> **TO BE DONE**
Repeat the records below exactly.

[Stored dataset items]
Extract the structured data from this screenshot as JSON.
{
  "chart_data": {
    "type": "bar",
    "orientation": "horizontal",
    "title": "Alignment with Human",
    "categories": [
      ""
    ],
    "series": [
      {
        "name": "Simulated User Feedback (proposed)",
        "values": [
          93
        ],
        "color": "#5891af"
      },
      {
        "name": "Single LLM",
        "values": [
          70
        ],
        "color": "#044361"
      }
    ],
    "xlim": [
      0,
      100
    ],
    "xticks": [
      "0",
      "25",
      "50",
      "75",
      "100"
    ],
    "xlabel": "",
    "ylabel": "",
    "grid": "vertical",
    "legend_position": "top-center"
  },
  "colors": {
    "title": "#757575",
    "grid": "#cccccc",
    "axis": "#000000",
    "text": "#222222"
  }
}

> **WRITTEN SOLUTION**
Extract the structured data from this screenshot as JSON.
{
  "chart_data": {
    "type": "bar",
    "orientation": "horizontal",
    "title": "Alignment with Human",
    "categories": [
      ""
    ],
    "series": [
      {
        "name": "Simulated User Feedback (proposed)",
        "values": [
          93
        ],
        "color": "#5891af"
      },
      {
        "name": "Single LLM",
        "values": [
          70
        ],
        "color": "#044361"
      }
    ],
    "xlim": [
      0,
      100
    ],
    "xticks": [
      "0",
      "25",
      "50",
      "75",
      "100"
    ],
    "xlabel": "",
    "ylabel": "",
    "grid": "vertical",
    "legend_position": "top-center"
  },
  "colors": {
    "title": "#757575",
    "grid": "#cccccc",
    "axis": "#000000",
    "text": "#222222"
  }
}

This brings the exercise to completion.